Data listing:
────────────────
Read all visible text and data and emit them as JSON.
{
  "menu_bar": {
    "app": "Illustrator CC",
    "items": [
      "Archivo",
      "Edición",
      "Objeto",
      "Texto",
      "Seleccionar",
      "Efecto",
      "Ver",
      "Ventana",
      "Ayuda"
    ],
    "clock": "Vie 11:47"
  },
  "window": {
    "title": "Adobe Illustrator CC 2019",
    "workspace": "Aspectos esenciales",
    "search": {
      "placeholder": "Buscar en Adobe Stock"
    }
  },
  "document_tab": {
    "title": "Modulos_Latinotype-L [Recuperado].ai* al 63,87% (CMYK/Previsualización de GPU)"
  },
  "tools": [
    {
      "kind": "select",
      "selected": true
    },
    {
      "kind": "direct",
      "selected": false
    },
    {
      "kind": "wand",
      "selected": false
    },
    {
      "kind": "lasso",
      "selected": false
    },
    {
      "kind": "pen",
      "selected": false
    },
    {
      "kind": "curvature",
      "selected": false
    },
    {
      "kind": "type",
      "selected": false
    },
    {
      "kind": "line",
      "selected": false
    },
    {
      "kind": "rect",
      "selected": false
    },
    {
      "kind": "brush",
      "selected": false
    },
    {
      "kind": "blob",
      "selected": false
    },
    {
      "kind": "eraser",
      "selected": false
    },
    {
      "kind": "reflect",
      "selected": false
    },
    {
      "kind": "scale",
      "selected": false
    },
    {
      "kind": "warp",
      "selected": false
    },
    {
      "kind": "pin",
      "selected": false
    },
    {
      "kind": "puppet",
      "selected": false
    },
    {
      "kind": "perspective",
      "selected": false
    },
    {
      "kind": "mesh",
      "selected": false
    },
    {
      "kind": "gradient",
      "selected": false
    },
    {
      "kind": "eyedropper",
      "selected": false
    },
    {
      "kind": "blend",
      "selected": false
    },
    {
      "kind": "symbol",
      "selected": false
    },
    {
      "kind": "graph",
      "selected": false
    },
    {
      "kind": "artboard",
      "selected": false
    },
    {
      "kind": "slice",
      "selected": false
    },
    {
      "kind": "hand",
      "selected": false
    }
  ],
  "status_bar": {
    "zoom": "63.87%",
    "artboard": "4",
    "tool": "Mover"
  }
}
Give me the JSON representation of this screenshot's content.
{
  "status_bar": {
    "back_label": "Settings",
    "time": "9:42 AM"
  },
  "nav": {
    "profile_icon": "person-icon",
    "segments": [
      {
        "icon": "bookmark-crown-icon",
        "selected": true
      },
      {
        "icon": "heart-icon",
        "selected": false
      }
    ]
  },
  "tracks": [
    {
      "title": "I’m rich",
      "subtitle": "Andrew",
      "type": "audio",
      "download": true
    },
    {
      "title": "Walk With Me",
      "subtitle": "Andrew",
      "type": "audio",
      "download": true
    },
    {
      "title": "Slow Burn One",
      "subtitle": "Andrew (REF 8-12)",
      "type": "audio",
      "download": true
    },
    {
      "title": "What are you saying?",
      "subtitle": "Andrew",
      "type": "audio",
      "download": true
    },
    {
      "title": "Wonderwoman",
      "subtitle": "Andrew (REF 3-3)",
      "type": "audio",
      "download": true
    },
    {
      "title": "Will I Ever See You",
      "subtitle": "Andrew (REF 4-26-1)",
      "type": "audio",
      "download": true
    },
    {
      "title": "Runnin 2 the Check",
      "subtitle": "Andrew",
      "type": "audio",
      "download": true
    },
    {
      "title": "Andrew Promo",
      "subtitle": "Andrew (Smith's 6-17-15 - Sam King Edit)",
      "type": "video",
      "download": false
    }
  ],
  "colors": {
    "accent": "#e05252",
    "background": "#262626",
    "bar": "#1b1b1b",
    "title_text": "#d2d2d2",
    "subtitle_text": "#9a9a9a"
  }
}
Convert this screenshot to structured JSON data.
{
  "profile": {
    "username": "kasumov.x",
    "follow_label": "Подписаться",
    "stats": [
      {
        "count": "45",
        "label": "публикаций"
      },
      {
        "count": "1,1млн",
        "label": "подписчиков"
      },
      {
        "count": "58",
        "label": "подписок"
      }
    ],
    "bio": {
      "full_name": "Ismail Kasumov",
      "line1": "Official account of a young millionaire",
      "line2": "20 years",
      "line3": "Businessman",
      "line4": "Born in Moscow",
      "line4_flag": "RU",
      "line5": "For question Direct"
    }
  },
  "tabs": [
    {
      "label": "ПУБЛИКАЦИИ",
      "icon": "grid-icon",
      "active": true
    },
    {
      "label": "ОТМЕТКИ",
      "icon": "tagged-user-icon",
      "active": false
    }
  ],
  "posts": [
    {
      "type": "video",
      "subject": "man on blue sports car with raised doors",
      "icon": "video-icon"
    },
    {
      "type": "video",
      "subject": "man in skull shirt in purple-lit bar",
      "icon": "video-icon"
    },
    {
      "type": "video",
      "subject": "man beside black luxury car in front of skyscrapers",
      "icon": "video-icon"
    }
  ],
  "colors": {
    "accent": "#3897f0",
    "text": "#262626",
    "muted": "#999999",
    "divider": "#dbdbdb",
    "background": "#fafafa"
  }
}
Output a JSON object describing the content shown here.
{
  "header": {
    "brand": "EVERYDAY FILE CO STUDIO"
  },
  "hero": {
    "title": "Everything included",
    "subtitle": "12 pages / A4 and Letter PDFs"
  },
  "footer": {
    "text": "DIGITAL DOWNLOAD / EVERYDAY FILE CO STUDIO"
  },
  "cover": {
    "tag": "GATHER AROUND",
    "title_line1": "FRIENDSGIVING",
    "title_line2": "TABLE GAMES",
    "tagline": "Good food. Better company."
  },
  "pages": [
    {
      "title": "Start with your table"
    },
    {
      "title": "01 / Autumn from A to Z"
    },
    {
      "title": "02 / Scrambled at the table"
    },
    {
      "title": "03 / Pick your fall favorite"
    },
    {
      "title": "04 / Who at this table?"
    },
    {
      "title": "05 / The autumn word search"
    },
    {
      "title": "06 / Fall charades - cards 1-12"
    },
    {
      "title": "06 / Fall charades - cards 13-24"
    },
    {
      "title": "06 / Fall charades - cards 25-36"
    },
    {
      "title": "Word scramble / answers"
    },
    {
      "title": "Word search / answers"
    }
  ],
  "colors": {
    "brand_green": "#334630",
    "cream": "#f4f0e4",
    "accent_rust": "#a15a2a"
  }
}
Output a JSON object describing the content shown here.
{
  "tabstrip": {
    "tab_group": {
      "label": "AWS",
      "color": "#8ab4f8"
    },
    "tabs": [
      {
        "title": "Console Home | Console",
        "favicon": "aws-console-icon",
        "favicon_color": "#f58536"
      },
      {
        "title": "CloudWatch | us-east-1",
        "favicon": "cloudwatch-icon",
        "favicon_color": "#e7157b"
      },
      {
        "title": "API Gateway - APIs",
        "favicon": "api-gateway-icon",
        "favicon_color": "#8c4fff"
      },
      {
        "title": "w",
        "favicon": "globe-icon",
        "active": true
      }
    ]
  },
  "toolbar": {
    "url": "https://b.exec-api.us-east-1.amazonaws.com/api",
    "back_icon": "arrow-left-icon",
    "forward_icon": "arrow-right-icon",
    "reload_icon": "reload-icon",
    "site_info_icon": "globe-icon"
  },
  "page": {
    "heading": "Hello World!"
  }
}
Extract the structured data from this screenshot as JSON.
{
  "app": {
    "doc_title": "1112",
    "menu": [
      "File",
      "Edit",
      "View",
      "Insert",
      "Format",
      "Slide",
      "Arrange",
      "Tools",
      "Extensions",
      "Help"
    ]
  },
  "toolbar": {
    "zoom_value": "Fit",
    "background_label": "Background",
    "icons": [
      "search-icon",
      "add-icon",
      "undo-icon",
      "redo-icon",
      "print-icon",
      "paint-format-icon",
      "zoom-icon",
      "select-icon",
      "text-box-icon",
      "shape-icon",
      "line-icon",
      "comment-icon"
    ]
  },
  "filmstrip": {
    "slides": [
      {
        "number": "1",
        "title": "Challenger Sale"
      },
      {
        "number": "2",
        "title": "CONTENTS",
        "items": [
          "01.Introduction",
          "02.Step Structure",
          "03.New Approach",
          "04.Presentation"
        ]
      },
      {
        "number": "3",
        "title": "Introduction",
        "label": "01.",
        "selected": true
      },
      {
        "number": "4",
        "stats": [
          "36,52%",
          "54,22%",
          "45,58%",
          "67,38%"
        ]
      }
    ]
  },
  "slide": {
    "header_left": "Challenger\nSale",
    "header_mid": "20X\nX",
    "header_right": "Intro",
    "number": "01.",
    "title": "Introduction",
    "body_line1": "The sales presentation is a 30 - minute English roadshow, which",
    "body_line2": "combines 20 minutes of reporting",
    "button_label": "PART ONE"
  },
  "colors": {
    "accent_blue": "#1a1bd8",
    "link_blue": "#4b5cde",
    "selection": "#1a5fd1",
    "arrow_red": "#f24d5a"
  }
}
────────────────
Extract from the data every line where "Adobe" shows up.

    "title": "Adobe Illustrator CC 2019",
      "placeholder": "Buscar en Adobe Stock"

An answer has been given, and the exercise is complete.